ENTRIES PROVIDED:
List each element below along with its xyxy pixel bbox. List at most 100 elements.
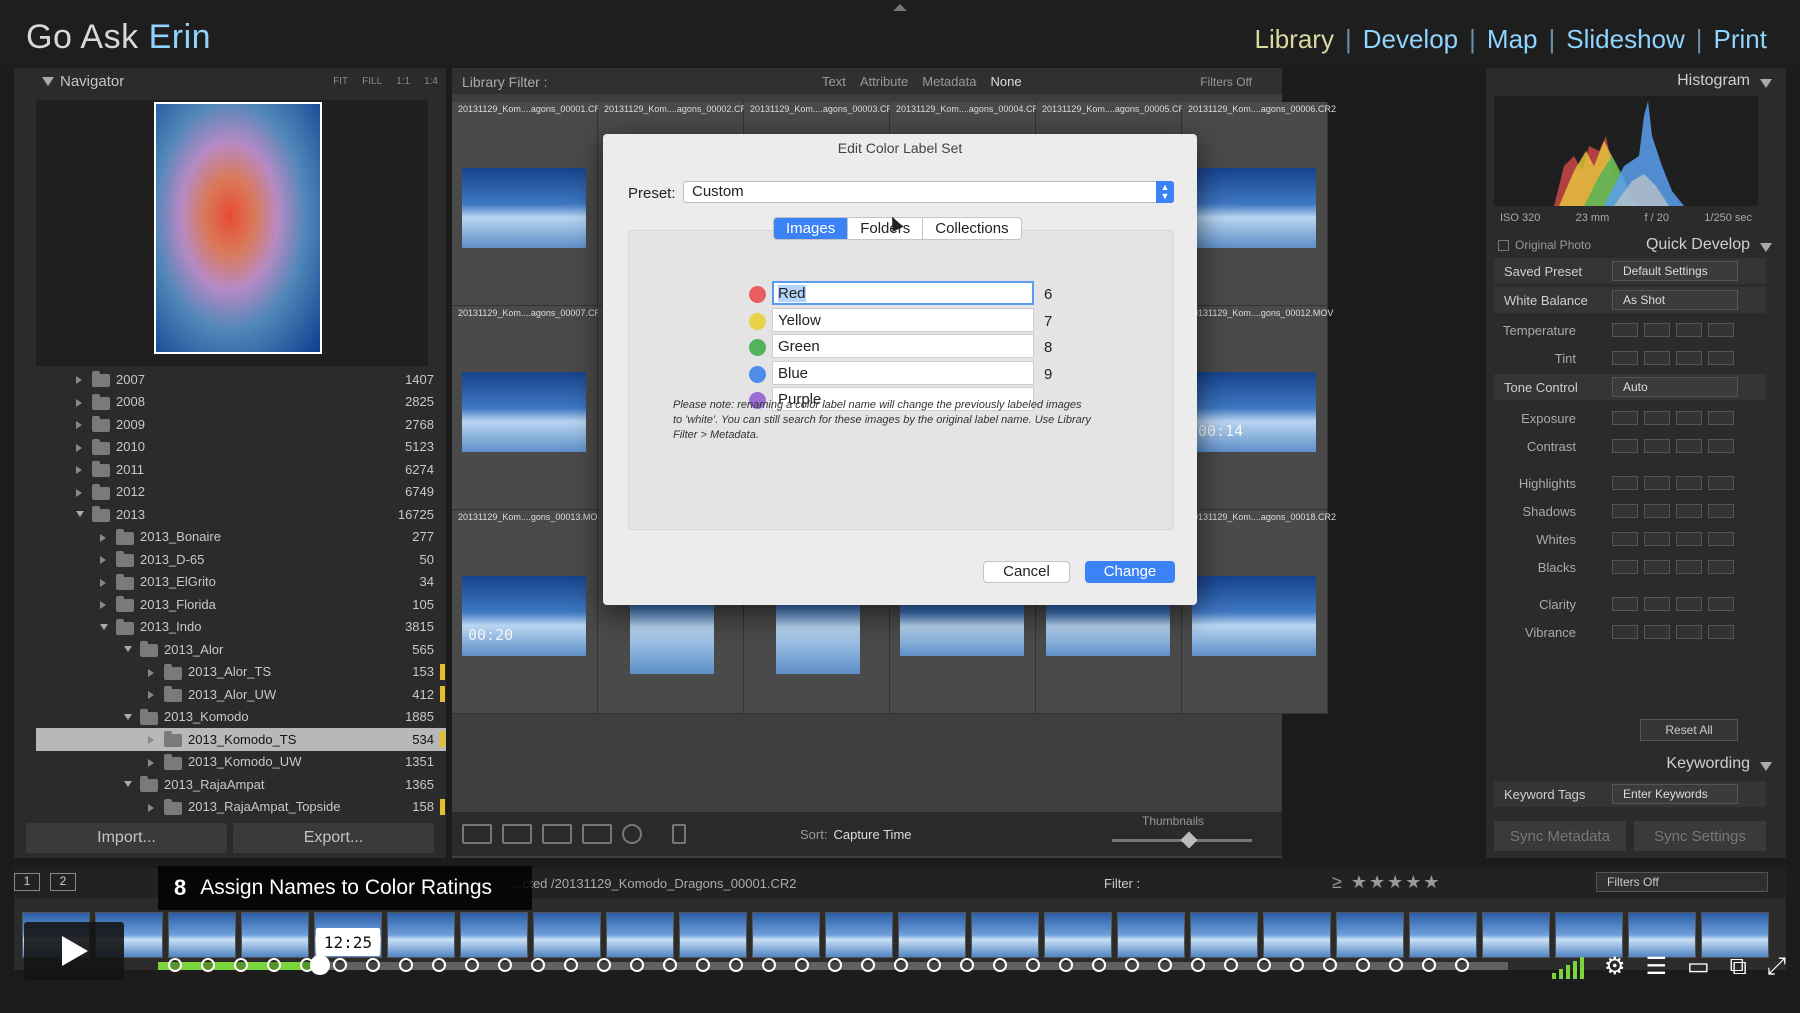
chapter-marker[interactable] bbox=[960, 958, 974, 972]
saved-preset-dropdown[interactable]: Default Settings bbox=[1612, 261, 1738, 281]
grid-cell[interactable]: 20131129_Kom....agons_00007.CR bbox=[452, 306, 601, 510]
exposure-buttons[interactable] bbox=[1612, 411, 1734, 425]
folder-row[interactable]: 2010 5123 bbox=[36, 436, 446, 459]
chapter-marker[interactable] bbox=[234, 958, 248, 972]
disclosure-collapsed-icon[interactable] bbox=[100, 578, 106, 587]
compare-view-icon[interactable] bbox=[542, 824, 572, 844]
chapter-marker[interactable] bbox=[729, 958, 743, 972]
grid-view-icon[interactable] bbox=[462, 824, 492, 844]
people-view-icon[interactable] bbox=[622, 824, 642, 844]
chapter-marker[interactable] bbox=[894, 958, 908, 972]
folder-row[interactable]: 2013_Florida 105 bbox=[36, 593, 446, 616]
chapter-marker[interactable] bbox=[762, 958, 776, 972]
chapter-marker[interactable] bbox=[432, 958, 446, 972]
chapter-marker[interactable] bbox=[267, 958, 281, 972]
folder-row[interactable]: 2013_Alor 565 bbox=[36, 638, 446, 661]
grid-thumbnail[interactable] bbox=[1192, 372, 1316, 452]
folder-row[interactable]: 2012 6749 bbox=[36, 481, 446, 504]
chapter-marker[interactable] bbox=[630, 958, 644, 972]
chapter-marker[interactable] bbox=[531, 958, 545, 972]
module-map[interactable]: Map bbox=[1476, 24, 1549, 55]
clarity-buttons[interactable] bbox=[1612, 597, 1734, 611]
highlights-buttons[interactable] bbox=[1612, 476, 1734, 490]
chapter-marker[interactable] bbox=[861, 958, 875, 972]
temperature-buttons[interactable] bbox=[1612, 323, 1734, 337]
sync-metadata-button[interactable]: Sync Metadata bbox=[1494, 821, 1626, 851]
folder-row[interactable]: 2011 6274 bbox=[36, 458, 446, 481]
chapter-marker[interactable] bbox=[1290, 958, 1304, 972]
sort-value[interactable]: Capture Time bbox=[833, 827, 911, 842]
progress-scrubber-knob[interactable] bbox=[310, 955, 330, 975]
chapter-marker[interactable] bbox=[1323, 958, 1337, 972]
disclosure-expanded-icon[interactable] bbox=[76, 511, 84, 517]
chapter-marker[interactable] bbox=[1026, 958, 1040, 972]
play-button[interactable] bbox=[24, 922, 124, 980]
color-label-name-input[interactable]: Green bbox=[772, 334, 1034, 358]
folder-row[interactable]: 2009 2768 bbox=[36, 413, 446, 436]
thumbnail-size-knob[interactable] bbox=[1180, 831, 1198, 849]
chapter-marker[interactable] bbox=[1455, 958, 1469, 972]
vibrance-buttons[interactable] bbox=[1612, 625, 1734, 639]
grid-thumbnail[interactable] bbox=[1192, 576, 1316, 656]
survey-view-icon[interactable] bbox=[582, 824, 612, 844]
chapter-marker[interactable] bbox=[201, 958, 215, 972]
updown-chevron-icon[interactable]: ▲ ▼ bbox=[1156, 181, 1174, 203]
chapter-marker[interactable] bbox=[366, 958, 380, 972]
folder-row[interactable]: 2013_Komodo 1885 bbox=[36, 706, 446, 729]
preset-dropdown[interactable]: Custom ▲ ▼ bbox=[683, 181, 1174, 203]
grid-cell[interactable]: 20131129_Kom....agons_00001.CR2 bbox=[452, 102, 606, 306]
disclosure-collapsed-icon[interactable] bbox=[76, 398, 82, 407]
disclosure-expanded-icon[interactable] bbox=[124, 713, 132, 720]
filter-text[interactable]: Text bbox=[822, 74, 846, 89]
filter-metadata[interactable]: Metadata bbox=[922, 74, 976, 89]
keyword-tags-dropdown[interactable]: Enter Keywords bbox=[1612, 784, 1738, 804]
tab-collections[interactable]: Collections bbox=[923, 218, 1020, 239]
auto-tone-button[interactable]: Auto bbox=[1612, 377, 1738, 397]
chapters-list-icon[interactable]: ☰ bbox=[1645, 952, 1667, 981]
quick-develop-header[interactable]: Quick Develop bbox=[1486, 232, 1786, 258]
chapter-marker[interactable] bbox=[1356, 958, 1370, 972]
color-label-name-input[interactable]: Yellow bbox=[772, 307, 1034, 332]
disclosure-collapsed-icon[interactable] bbox=[148, 758, 154, 767]
keywording-header[interactable]: Keywording bbox=[1486, 751, 1786, 777]
filter-none[interactable]: None bbox=[990, 74, 1021, 89]
chapter-marker[interactable] bbox=[1158, 958, 1172, 972]
import-button[interactable]: Import... bbox=[26, 823, 227, 853]
disclosure-expanded-icon[interactable] bbox=[124, 646, 132, 652]
secondary-window-button[interactable]: 2 bbox=[50, 873, 76, 891]
zoom-1-1[interactable]: 1:1 bbox=[396, 76, 410, 87]
chapter-marker[interactable] bbox=[465, 958, 479, 972]
grid-cell[interactable]: 20131129_Kom....gons_00012.MOV 00:14 bbox=[1182, 306, 1333, 510]
export-button[interactable]: Export... bbox=[233, 823, 434, 853]
filmstrip-source-path[interactable]: ...cted /20131129_Komodo_Dragons_00001.C… bbox=[512, 876, 797, 891]
folder-row[interactable]: 2013_Alor_TS 153 bbox=[36, 661, 446, 684]
disclosure-collapsed-icon[interactable] bbox=[100, 533, 106, 542]
contrast-buttons[interactable] bbox=[1612, 439, 1734, 453]
folder-row[interactable]: 2013 16725 bbox=[36, 503, 446, 526]
chapter-marker[interactable] bbox=[333, 958, 347, 972]
chapter-marker[interactable] bbox=[1257, 958, 1271, 972]
folder-row[interactable]: 2008 2825 bbox=[36, 391, 446, 414]
sync-settings-button[interactable]: Sync Settings bbox=[1634, 821, 1766, 851]
module-print[interactable]: Print bbox=[1703, 24, 1778, 55]
filter-attribute[interactable]: Attribute bbox=[860, 74, 908, 89]
chapter-marker[interactable] bbox=[1224, 958, 1238, 972]
chapter-marker[interactable] bbox=[993, 958, 1007, 972]
disclosure-expanded-icon[interactable] bbox=[124, 781, 132, 787]
filters-off-dropdown[interactable]: Filters Off bbox=[1200, 75, 1252, 89]
chapter-marker[interactable] bbox=[564, 958, 578, 972]
tab-folders[interactable]: Folders bbox=[848, 218, 924, 239]
filmstrip-filters-dropdown[interactable]: Filters Off bbox=[1596, 872, 1768, 892]
chapter-marker[interactable] bbox=[696, 958, 710, 972]
disclosure-collapsed-icon[interactable] bbox=[100, 601, 106, 609]
histogram-header[interactable]: Histogram bbox=[1486, 68, 1786, 94]
folder-row[interactable]: 2013_Bonaire 277 bbox=[36, 526, 446, 549]
grid-thumbnail[interactable] bbox=[462, 576, 586, 656]
disclosure-collapsed-icon[interactable] bbox=[100, 556, 106, 564]
chapter-marker[interactable] bbox=[1422, 958, 1436, 972]
zoom-fill[interactable]: FILL bbox=[362, 76, 382, 87]
disclosure-collapsed-icon[interactable] bbox=[148, 803, 154, 812]
folder-row[interactable]: 2013_Indo 3815 bbox=[36, 616, 446, 639]
volume-icon[interactable] bbox=[1551, 955, 1584, 979]
zoom-fit[interactable]: FIT bbox=[333, 76, 348, 87]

EXERCISE:
Extract every line from the listing above that contains the string "sync".

SOLUTION:
sync-metadata-button[interactable]: Sync Metadata bbox=[1494, 821, 1626, 851]
sync-settings-button[interactable]: Sync Settings bbox=[1634, 821, 1766, 851]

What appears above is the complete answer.